TASK REQUIREMENTS: All of the entries must be reproduced exactly, with no images carried over.
[START]
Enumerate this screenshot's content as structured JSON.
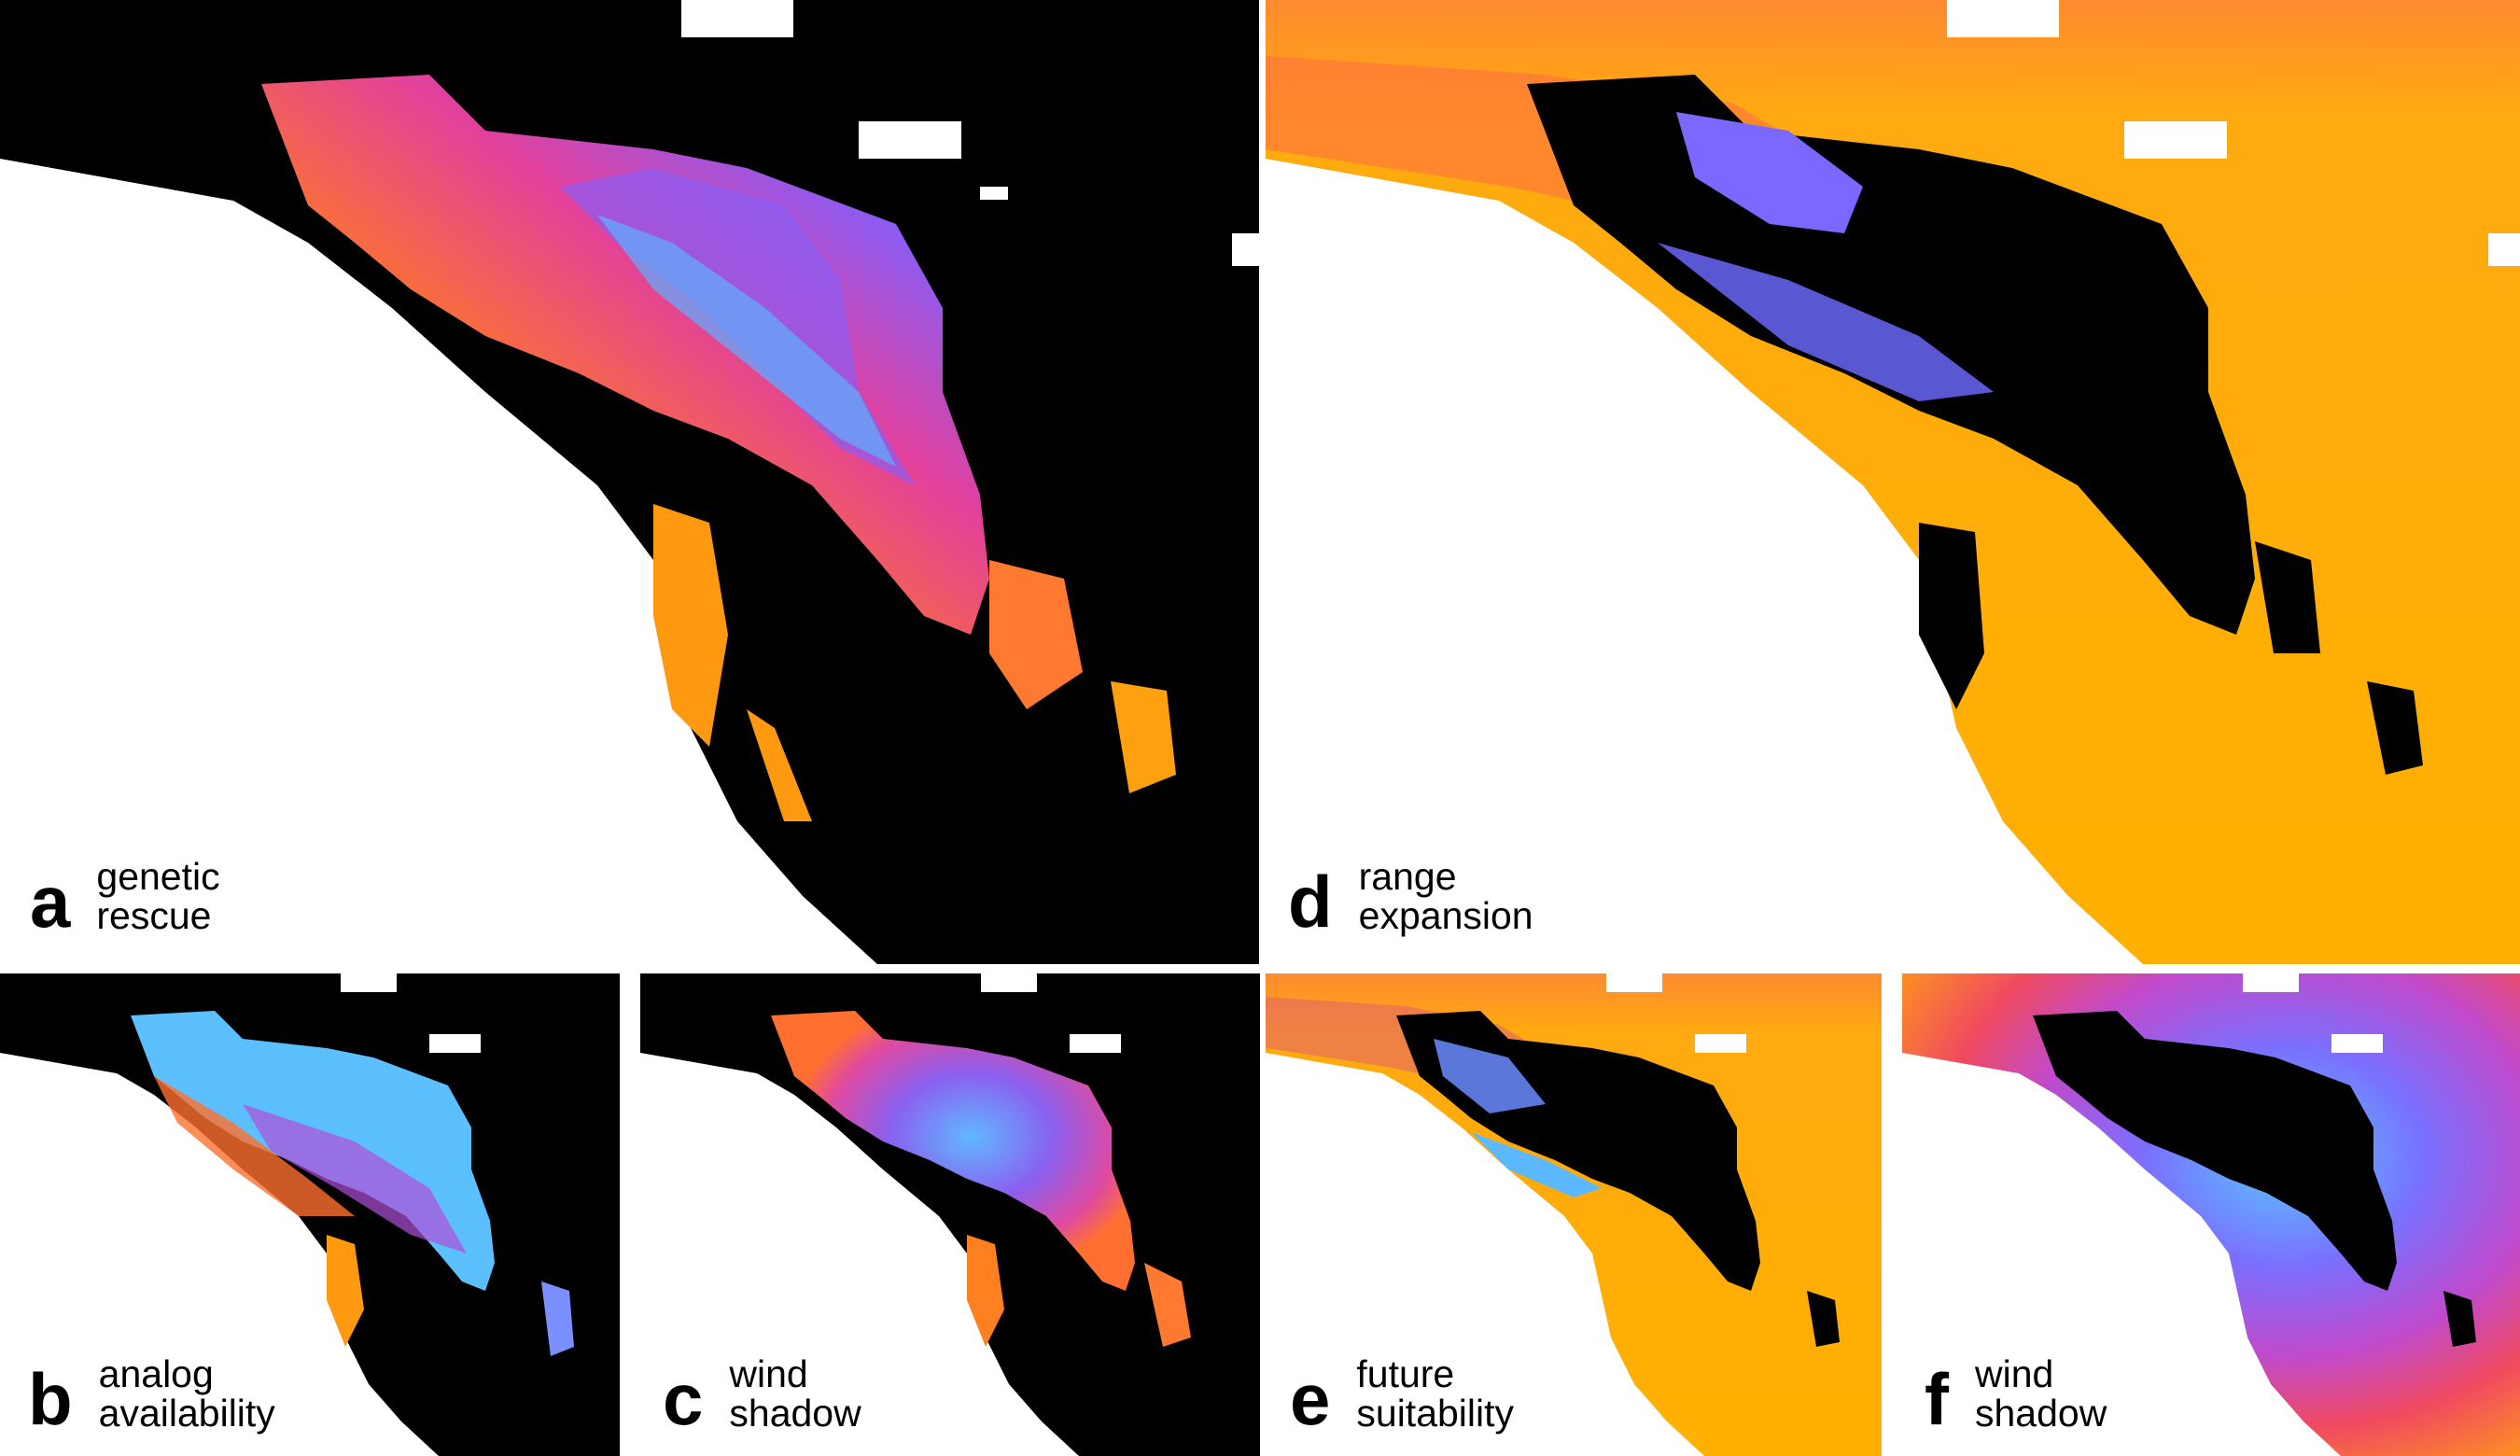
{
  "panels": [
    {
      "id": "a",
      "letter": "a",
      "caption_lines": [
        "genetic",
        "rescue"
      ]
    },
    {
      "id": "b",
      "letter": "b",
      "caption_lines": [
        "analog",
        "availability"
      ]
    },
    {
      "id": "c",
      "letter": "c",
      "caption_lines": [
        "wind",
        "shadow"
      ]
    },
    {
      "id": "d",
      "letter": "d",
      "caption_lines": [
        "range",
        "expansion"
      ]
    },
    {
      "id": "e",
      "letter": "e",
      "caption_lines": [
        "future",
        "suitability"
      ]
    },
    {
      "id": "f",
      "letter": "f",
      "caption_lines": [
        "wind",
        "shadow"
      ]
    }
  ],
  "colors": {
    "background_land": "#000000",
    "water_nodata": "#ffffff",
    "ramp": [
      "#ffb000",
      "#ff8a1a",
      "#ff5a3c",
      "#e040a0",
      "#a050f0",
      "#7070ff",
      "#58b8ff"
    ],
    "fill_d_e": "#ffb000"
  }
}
[END]
REPLY:
Enumerate this screenshot's content as structured JSON.
{
  "panels": [
    {
      "id": "a",
      "letter": "a",
      "caption_lines": [
        "genetic",
        "rescue"
      ]
    },
    {
      "id": "b",
      "letter": "b",
      "caption_lines": [
        "analog",
        "availability"
      ]
    },
    {
      "id": "c",
      "letter": "c",
      "caption_lines": [
        "wind",
        "shadow"
      ]
    },
    {
      "id": "d",
      "letter": "d",
      "caption_lines": [
        "range",
        "expansion"
      ]
    },
    {
      "id": "e",
      "letter": "e",
      "caption_lines": [
        "future",
        "suitability"
      ]
    },
    {
      "id": "f",
      "letter": "f",
      "caption_lines": [
        "wind",
        "shadow"
      ]
    }
  ],
  "colors": {
    "background_land": "#000000",
    "water_nodata": "#ffffff",
    "ramp": [
      "#ffb000",
      "#ff8a1a",
      "#ff5a3c",
      "#e040a0",
      "#a050f0",
      "#7070ff",
      "#58b8ff"
    ],
    "fill_d_e": "#ffb000"
  }
}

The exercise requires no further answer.